[Records from a collection]
+ + + + + + +
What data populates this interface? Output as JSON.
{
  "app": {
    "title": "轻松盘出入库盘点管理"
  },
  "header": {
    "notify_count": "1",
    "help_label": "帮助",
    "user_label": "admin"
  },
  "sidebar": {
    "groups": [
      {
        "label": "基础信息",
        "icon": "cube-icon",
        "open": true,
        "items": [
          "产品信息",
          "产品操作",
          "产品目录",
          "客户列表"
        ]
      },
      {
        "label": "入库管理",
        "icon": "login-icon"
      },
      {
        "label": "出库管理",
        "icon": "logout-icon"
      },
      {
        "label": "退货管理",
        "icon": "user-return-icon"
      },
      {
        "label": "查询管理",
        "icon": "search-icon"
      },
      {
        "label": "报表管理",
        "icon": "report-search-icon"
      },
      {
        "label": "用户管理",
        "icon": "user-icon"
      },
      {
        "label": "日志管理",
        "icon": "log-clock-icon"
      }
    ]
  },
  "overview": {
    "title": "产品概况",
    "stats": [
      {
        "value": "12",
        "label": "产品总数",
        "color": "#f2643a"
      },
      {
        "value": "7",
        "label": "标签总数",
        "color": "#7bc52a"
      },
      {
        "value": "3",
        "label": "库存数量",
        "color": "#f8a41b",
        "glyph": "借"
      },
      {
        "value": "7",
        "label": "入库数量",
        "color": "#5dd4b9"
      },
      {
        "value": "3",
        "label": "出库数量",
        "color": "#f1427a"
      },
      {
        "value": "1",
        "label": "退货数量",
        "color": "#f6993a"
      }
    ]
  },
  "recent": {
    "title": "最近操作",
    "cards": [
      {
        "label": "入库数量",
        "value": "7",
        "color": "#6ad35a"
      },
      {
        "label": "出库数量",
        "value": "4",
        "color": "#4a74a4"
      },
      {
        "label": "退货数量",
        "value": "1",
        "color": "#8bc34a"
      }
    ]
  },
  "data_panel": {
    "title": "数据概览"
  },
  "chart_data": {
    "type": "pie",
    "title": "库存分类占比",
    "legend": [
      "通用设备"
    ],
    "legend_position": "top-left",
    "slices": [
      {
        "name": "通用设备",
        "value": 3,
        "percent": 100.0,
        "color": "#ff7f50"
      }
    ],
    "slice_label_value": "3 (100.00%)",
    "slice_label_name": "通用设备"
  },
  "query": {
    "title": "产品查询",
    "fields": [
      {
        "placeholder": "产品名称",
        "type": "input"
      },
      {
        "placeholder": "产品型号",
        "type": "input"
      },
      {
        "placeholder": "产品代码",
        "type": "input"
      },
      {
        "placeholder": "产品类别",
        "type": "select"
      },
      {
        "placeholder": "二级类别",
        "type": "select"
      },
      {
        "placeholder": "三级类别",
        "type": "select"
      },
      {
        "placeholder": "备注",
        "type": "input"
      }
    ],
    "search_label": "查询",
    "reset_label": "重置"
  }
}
+ + + + + + +
• _DIRECTIONS FOR THIS TASK_:
Using the listing above, return all lines where the word "title" occurs.

• _EXERCISE SOLUTION_:
    "title": "轻松盘出入库盘点管理"
    "title": "产品概况",
    "title": "最近操作",
    "title": "数据概览"
    "title": "库存分类占比",
    "title": "产品查询",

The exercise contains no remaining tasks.